== Material supplied ==
---

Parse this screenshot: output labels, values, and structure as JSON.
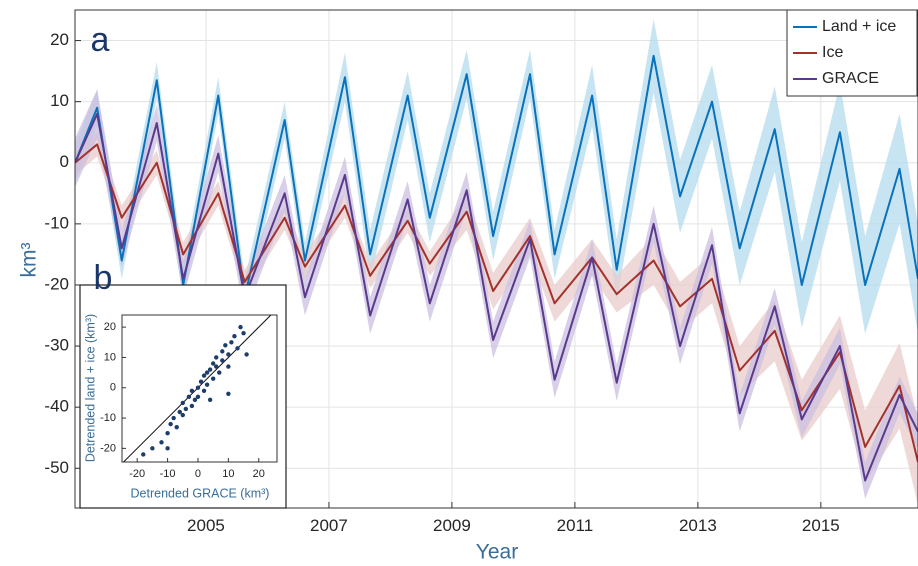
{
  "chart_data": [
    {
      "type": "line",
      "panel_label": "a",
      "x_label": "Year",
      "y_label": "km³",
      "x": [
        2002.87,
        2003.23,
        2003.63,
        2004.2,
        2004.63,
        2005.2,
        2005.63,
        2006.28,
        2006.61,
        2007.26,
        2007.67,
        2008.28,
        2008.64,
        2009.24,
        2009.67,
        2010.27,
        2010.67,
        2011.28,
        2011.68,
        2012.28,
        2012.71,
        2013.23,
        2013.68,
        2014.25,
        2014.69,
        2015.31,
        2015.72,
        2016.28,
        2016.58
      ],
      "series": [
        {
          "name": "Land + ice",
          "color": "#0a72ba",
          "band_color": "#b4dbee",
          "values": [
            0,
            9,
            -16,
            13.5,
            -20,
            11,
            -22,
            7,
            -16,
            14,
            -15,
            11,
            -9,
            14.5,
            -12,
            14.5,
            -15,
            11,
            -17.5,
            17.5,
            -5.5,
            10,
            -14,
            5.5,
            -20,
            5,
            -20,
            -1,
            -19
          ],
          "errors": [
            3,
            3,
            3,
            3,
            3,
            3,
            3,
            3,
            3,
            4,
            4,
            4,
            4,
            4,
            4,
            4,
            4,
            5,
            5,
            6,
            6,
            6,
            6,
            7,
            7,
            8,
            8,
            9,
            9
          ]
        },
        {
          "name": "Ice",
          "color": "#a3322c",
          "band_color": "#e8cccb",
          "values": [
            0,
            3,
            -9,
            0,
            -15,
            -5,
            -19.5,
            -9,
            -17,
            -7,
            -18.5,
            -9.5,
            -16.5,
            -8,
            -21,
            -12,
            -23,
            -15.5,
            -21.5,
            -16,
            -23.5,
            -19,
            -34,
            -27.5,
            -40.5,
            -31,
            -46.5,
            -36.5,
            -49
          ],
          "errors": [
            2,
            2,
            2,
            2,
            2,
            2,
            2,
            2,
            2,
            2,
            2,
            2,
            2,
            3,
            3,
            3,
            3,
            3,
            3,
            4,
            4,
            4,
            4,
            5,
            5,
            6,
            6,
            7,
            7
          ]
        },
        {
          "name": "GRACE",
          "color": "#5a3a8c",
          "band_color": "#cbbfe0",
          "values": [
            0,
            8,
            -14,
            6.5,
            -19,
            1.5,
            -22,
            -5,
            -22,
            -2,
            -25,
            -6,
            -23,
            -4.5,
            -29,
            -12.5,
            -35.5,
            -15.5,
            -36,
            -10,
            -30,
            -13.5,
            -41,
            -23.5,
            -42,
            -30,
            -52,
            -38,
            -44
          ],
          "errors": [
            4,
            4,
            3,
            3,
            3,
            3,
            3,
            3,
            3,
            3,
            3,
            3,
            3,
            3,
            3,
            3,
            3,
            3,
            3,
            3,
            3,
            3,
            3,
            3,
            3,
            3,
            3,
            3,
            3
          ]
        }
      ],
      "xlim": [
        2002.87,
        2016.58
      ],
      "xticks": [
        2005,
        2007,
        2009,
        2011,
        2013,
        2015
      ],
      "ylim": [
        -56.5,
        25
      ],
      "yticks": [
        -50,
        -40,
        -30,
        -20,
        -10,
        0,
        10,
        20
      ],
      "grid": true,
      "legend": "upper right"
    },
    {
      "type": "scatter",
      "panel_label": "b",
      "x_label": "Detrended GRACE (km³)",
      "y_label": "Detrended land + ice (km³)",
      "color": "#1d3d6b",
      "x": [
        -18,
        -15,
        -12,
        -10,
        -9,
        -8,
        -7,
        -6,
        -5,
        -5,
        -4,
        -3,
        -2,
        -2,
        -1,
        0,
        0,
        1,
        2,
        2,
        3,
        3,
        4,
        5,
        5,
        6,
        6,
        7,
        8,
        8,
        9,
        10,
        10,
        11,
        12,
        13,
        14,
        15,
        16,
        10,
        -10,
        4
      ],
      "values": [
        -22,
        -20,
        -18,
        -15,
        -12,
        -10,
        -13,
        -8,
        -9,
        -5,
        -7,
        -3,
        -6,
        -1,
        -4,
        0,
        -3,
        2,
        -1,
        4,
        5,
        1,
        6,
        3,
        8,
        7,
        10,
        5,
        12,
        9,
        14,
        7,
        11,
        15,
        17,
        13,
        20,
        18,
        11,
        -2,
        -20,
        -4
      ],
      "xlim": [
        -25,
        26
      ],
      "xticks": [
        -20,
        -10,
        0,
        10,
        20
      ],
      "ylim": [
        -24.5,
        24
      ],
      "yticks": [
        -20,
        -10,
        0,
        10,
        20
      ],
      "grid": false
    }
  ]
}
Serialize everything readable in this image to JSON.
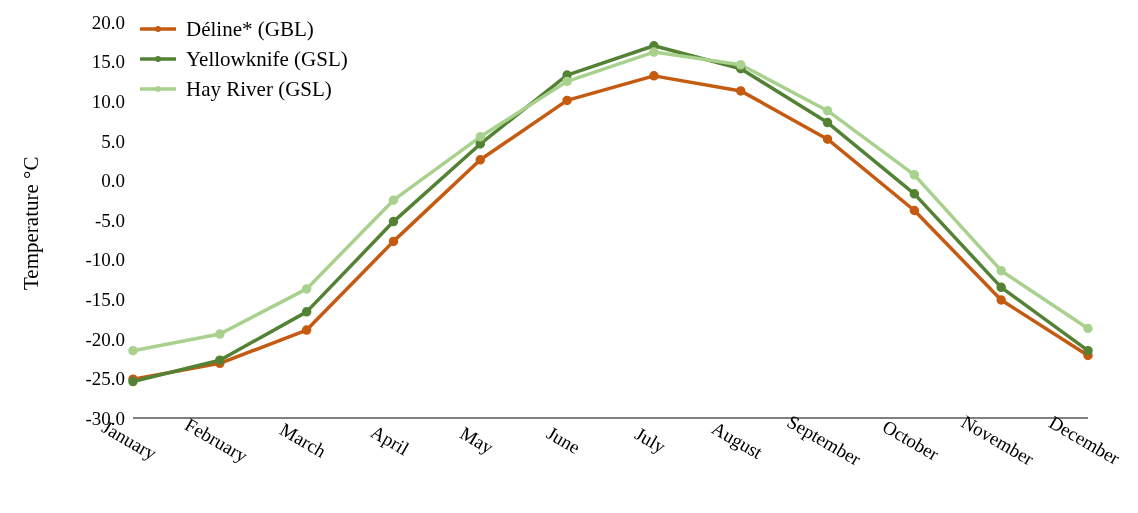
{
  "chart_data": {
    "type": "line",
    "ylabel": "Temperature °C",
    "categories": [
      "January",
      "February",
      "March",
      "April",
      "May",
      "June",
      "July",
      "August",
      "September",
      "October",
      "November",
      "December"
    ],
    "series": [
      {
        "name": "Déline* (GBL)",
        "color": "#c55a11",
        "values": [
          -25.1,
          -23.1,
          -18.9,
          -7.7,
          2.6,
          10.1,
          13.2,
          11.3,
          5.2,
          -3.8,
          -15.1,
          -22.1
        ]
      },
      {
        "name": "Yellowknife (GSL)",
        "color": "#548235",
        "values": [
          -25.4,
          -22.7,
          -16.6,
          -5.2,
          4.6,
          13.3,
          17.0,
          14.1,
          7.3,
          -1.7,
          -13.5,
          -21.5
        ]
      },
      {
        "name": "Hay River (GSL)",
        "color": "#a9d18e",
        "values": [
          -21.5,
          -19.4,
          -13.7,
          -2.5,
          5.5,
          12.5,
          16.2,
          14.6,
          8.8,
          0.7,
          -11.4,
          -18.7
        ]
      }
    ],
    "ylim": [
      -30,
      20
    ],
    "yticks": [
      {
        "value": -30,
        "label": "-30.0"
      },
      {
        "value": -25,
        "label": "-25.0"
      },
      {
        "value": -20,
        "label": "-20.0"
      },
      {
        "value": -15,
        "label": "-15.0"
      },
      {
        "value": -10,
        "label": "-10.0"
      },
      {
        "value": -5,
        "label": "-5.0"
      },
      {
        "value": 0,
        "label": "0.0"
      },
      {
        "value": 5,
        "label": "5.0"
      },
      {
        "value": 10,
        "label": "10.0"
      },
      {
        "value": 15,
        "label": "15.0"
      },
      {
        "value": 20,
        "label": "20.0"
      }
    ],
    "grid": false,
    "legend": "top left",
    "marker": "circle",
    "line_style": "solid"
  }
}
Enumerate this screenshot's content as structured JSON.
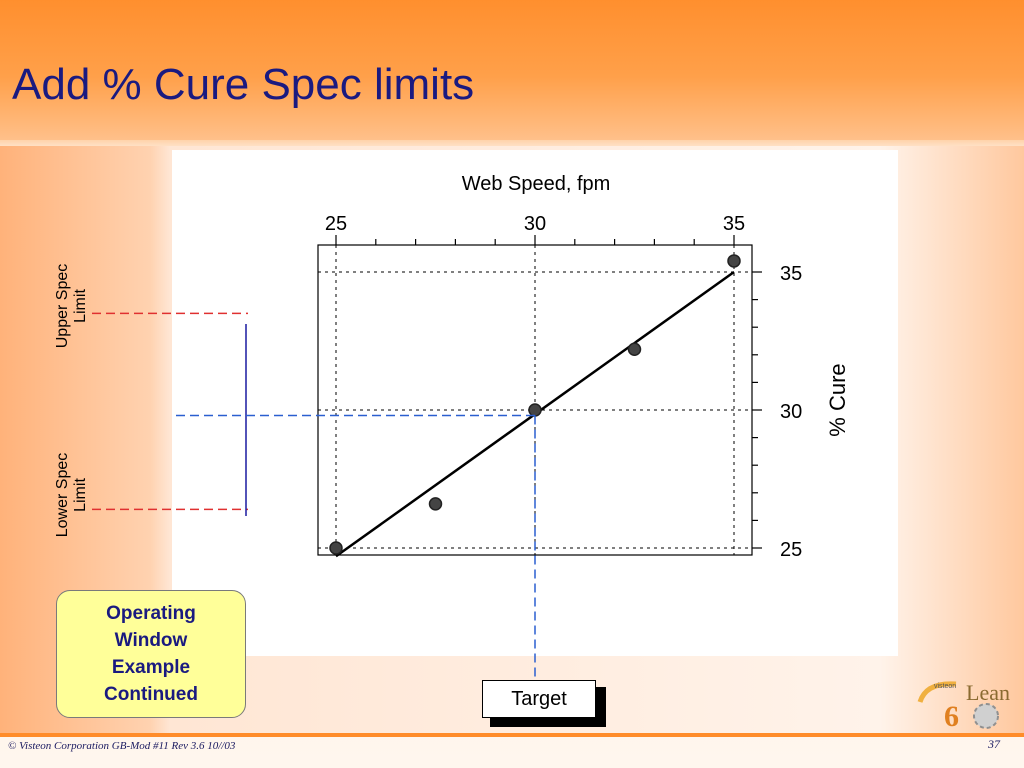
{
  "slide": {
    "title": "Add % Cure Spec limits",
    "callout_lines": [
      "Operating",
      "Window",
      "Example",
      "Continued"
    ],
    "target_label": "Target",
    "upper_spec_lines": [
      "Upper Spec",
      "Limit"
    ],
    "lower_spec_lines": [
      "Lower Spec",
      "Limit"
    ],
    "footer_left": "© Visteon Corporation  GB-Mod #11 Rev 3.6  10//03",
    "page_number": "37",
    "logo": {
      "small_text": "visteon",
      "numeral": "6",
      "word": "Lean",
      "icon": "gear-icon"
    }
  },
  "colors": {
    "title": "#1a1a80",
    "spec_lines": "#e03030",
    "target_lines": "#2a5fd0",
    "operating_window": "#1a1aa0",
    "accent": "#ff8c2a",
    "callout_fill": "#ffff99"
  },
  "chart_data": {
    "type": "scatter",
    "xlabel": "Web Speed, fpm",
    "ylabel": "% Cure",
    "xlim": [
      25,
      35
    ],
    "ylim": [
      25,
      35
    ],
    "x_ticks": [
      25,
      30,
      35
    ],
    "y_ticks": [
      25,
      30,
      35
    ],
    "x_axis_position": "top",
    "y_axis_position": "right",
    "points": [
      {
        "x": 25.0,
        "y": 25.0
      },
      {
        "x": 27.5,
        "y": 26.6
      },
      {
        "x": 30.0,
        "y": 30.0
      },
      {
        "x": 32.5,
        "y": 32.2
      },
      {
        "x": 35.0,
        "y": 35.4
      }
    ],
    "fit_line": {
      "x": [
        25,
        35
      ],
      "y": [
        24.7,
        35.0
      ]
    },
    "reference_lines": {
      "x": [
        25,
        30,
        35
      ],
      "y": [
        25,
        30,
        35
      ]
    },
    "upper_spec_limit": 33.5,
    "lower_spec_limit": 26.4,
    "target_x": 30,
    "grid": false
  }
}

---

== Given request ==
List each line in the listing that contains the string "right".

== Finished answer ==
      "legend": "upper right"
    "y_axis_position": "right",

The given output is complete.